* **Brief**:
From the entries below, extract every line that includes the word "hotplug".

Data records
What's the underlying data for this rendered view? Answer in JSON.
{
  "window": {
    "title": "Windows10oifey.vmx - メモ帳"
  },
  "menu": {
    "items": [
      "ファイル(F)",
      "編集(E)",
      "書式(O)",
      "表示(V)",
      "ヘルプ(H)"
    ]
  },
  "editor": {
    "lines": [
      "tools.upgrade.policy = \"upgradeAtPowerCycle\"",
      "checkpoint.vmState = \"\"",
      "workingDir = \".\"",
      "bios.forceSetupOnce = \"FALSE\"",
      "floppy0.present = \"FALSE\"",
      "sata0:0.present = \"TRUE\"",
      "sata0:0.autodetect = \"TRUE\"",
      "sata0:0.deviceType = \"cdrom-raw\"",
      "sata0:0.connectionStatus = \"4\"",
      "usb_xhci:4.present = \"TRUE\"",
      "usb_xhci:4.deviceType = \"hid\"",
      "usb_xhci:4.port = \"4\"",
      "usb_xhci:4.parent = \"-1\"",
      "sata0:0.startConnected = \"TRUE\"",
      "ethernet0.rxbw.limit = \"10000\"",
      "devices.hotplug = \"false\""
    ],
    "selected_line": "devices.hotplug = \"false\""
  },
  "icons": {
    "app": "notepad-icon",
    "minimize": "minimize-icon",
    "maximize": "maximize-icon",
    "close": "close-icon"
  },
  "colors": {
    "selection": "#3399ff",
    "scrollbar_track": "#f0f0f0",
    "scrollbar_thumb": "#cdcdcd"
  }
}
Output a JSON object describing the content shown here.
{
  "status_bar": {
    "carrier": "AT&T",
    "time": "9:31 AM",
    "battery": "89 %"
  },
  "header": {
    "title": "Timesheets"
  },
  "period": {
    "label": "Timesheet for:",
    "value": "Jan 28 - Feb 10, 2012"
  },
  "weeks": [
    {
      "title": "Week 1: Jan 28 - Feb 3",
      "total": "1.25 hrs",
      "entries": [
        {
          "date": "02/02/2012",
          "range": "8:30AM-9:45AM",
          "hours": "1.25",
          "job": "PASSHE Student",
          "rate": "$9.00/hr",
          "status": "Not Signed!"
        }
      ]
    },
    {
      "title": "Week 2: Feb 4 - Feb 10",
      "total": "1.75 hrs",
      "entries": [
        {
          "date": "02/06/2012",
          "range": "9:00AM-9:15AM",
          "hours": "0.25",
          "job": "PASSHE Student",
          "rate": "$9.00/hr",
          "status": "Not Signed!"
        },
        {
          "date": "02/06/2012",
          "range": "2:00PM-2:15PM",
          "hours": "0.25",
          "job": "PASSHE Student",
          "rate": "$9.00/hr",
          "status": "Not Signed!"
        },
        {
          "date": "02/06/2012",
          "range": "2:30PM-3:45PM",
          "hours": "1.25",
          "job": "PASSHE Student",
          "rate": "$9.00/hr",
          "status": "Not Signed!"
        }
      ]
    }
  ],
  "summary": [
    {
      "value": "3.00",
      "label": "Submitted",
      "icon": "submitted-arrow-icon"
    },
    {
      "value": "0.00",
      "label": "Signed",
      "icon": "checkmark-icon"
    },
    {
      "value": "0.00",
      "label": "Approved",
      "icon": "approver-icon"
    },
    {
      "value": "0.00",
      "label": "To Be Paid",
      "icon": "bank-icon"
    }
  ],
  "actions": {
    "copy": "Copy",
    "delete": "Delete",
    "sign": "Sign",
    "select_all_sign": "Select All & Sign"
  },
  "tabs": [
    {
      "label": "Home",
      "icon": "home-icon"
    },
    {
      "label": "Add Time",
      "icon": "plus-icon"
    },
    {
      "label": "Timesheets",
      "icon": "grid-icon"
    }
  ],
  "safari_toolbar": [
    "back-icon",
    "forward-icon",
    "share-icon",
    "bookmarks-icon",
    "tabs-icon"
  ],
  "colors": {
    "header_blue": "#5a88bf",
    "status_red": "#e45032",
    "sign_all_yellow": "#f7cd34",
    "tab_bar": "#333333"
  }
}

--

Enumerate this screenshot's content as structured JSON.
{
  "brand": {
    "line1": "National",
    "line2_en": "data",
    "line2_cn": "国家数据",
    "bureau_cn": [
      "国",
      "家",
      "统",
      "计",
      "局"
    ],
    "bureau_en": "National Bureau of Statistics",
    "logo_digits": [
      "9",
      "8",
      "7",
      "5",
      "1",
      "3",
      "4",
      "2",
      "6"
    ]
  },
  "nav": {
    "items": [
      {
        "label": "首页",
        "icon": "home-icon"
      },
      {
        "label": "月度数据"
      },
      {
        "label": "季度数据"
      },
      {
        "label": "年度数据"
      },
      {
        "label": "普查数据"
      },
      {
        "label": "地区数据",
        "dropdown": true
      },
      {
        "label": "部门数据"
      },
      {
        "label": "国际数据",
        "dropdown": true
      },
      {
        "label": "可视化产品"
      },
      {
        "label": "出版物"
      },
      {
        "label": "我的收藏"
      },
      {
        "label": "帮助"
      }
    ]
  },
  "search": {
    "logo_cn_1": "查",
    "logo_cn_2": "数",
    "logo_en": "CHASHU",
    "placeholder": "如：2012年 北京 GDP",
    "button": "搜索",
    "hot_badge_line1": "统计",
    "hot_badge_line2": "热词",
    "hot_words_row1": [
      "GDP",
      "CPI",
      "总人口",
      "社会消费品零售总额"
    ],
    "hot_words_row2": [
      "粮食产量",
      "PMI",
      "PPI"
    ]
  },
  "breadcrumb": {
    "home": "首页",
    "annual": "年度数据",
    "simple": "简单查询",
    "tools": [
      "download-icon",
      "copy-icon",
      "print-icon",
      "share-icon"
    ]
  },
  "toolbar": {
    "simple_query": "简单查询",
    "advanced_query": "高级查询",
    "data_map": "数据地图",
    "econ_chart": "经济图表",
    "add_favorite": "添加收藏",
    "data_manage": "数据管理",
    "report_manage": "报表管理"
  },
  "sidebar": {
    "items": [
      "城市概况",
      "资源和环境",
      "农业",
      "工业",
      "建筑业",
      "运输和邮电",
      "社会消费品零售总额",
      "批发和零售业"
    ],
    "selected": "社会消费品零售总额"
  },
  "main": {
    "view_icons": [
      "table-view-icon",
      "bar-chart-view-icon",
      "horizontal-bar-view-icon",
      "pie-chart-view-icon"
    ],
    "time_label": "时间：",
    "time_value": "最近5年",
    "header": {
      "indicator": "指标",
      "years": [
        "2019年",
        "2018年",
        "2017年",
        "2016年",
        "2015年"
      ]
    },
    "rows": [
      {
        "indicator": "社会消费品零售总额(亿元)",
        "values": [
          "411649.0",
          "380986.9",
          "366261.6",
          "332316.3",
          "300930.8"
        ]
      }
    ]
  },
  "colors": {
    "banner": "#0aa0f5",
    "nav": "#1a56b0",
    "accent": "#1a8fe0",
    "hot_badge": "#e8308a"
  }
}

* **Answer for the task**:
      "devices.hotplug = \"false\""
    "selected_line": "devices.hotplug = \"false\""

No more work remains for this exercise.